### EXTRACT TO READ
::::::

Hacker News new | ask | show | jobs
by sampo 4077 days ago
> Another huge reason to use plain text that he didn't mention is version control.

But version control tools are designed for code, i.e. showing which lines have been edited. With English text one would rather want to see which sentences have been edited. Are there tools for this? (Except MS Word's track changes feature.)

Well, one could write one sentence per one line, but that makes a pretty ugly txt document, when viewed raw.

5 comments

> Well, one could write one sentence per one line, but that makes a pretty ugly txt document, when viewed raw.

Many of the tech writers I work with advocate exactly this.

In my stuff, I just hard line wrap the text. Diffs do tend to have more spurious whitespace changes because of this than I'd like, but that's still miles better than a completely opaque binary format like Word.

Not to advocate for word or anything, but technically it's a zip of xml and other stuff (images, etc) that get's pulled in through ... OLE(??). VC + markdown/latex excellent for collaboration or branching drafts.
Once I read "Semantic Linefeeds" (http://rhodesmill.org/brandon/2012/one-sentence-per-line/) I've been experimenting with breaking on punctuation. Yes, it makes the raw text looks a bit odd (check the source on http://boston.conman.org/2015/04/16.1) but I've found it much easier to edit (especially when my girlfriend emails me corrections like spelling errors, typos, incorrect grammar, etc).
For the use case of prose, this is a great alternative to the time investment needed to take up a heavyweight editor (e.g. Emacs or Vim) that can be made to operate on a clause-by-clause, sentence-by-sentence basis, and I recommend it to anyone not interested in taking the plunge into "customization culture" or using the other features those programs provide. My writing, when I don't need to use Word for work (thanks to co-workers who use it for everything), tends to be done in something unobtrusive like nano or sandy[0] and looks much like the source from your second link, minus the HTML.

"Easy to edit," to take a phrase from your first link, is key.

[0]: http://tools.suckless.org/sandy

Not sure what is the right way to do it. But in principle it shouldn't be a problem. An script could make a copy of the files but with one sentence per line. So you could edit the original and then uae the transformed version for version control.

::::::

### PROVIDED DATA

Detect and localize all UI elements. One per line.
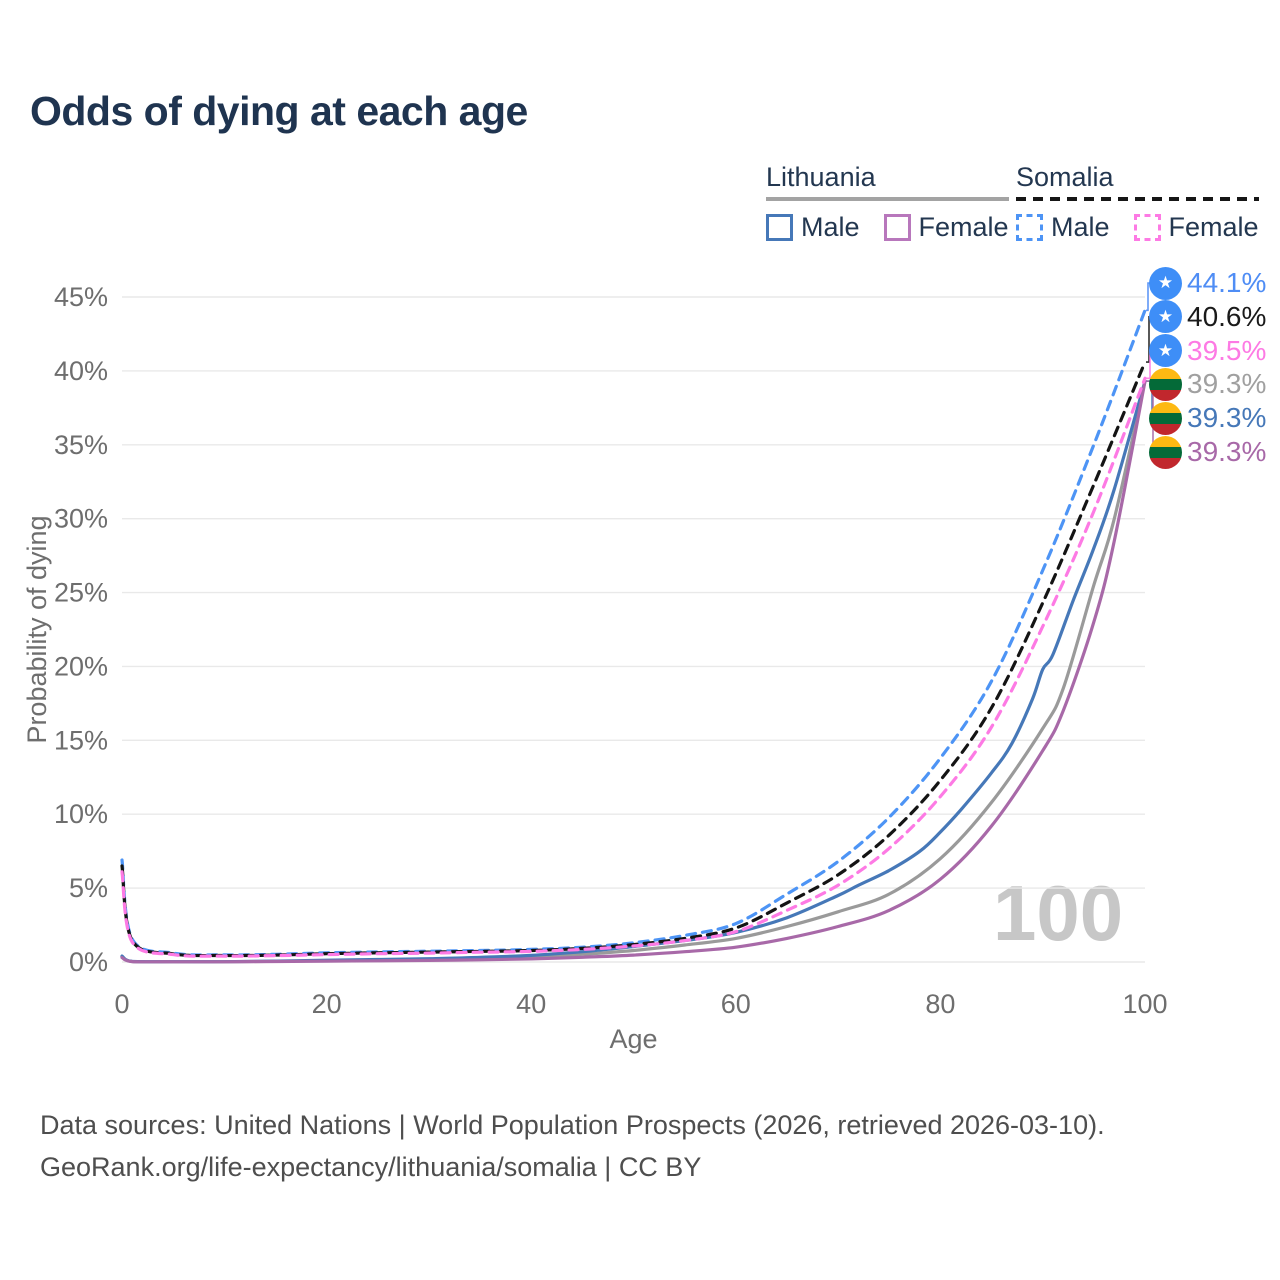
x-tick-label: 80 [925,989,955,1019]
lithuania-flag-icon [1149,401,1182,435]
legend-item-somalia-male[interactable]: Male [1016,212,1110,243]
legend-group-somalia: Somalia Male Female [1016,162,1259,243]
end-label-lithuania-female: 39.3% [1149,435,1266,469]
legend-group-lithuania: Lithuania Male Female [766,162,1009,243]
y-axis-title: Probability of dying [22,515,52,743]
end-label-value: 39.5% [1187,334,1267,366]
lithuania-female-swatch-icon [883,214,911,241]
x-tick-label: 100 [1122,989,1167,1019]
y-tick-label: 25% [54,578,108,608]
somalia-male-swatch-icon [1016,214,1043,241]
line-chart: 0% 5% 10% 15% 20% 25% 30% 35% 40% 45% 0 20 40 60 80 100… [22,282,1168,1054]
somalia-flag-icon: ★ [1149,300,1182,334]
somalia-flag-icon: ★ [1149,334,1182,368]
somalia-line-style-sample [1016,197,1259,201]
x-tick-label: 0 [114,989,129,1019]
data-sources-line2: GeoRank.org/life-expectancy/lithuania/so… [40,1151,702,1182]
legend-item-label: Female [1168,212,1259,242]
data-sources-line1: Data sources: United Nations | World Pop… [40,1110,1105,1140]
x-axis-title: Age [609,1024,657,1054]
lithuania-flag-icon [1149,435,1182,469]
somalia-female-swatch-icon [1133,214,1161,241]
somalia-flag-icon: ★ [1149,266,1182,300]
page-title: Odds of dying at each age [30,88,528,134]
end-label-lithuania-male: 39.3% [1149,401,1266,435]
legend-country-somalia[interactable]: Somalia [1016,162,1259,201]
legend-item-somalia-female[interactable]: Female [1133,212,1259,243]
y-tick-label: 45% [54,282,108,312]
y-tick-label: 30% [54,504,108,534]
legend-country-somalia-label: Somalia [1016,162,1114,192]
y-tick-label: 0% [69,947,108,977]
y-tick-label: 5% [69,873,108,903]
y-tick-label: 15% [54,725,108,755]
series-line-lithuania-male [120,379,1147,964]
lithuania-male-swatch-icon [766,214,793,241]
y-tick-label: 35% [54,430,108,460]
lithuania-line-style-sample [766,197,1009,201]
legend-country-lithuania[interactable]: Lithuania [766,162,1009,201]
legend-item-label: Male [1051,212,1110,242]
age-watermark: 100 [993,869,1124,957]
y-tick-label: 10% [54,799,108,829]
x-tick-label: 20 [312,989,342,1019]
lithuania-flag-icon [1149,367,1182,401]
end-label-lithuania-both: 39.3% [1149,367,1266,401]
y-tick-label: 40% [54,356,108,386]
y-tick-label: 20% [54,651,108,681]
x-tick-label: 40 [516,989,546,1019]
end-label-value: 40.6% [1187,300,1267,332]
data-sources: Data sources: United Nations | World Pop… [40,1105,1105,1189]
series-line-somalia-female [120,376,1147,958]
end-label-somalia-both: ★ 40.6% [1149,300,1266,334]
legend-item-lithuania-female[interactable]: Female [883,212,1009,243]
series-line-lithuania-female [120,379,1147,964]
legend-item-label: Male [801,212,860,242]
series-line-lithuania-both [120,379,1147,964]
end-label-somalia-female: ★ 39.5% [1149,334,1266,368]
legend-item-label: Female [918,212,1009,242]
end-label-value: 39.3% [1187,436,1267,467]
legend-item-lithuania-male[interactable]: Male [766,212,860,243]
series-line-somalia-both [120,360,1147,958]
end-label-somalia-male: ★ 44.1% [1149,266,1266,300]
x-tick-label: 60 [721,989,751,1019]
end-label-value: 44.1% [1187,267,1267,298]
end-label-value: 39.3% [1187,368,1267,400]
legend-country-lithuania-label: Lithuania [766,162,876,192]
series-line-somalia-male [120,308,1147,957]
end-label-value: 39.3% [1187,402,1267,434]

::::::

### WRITTEN REQUEST A
Set down the part of the thread on version control for prose from "In my stuff, I" up to and including "format like Word.".
### WRITTEN REQUEST B
In the thread on version control for prose, which two programs are given as examples of a heavyweight editor?

### RESULT A
In my stuff, I just hard line wrap the text. Diffs do tend to have more spurious whitespace changes because of this than I'd like, but that's still miles better than a completely opaque binary format like Word.

### RESULT B
Emacs and Vim.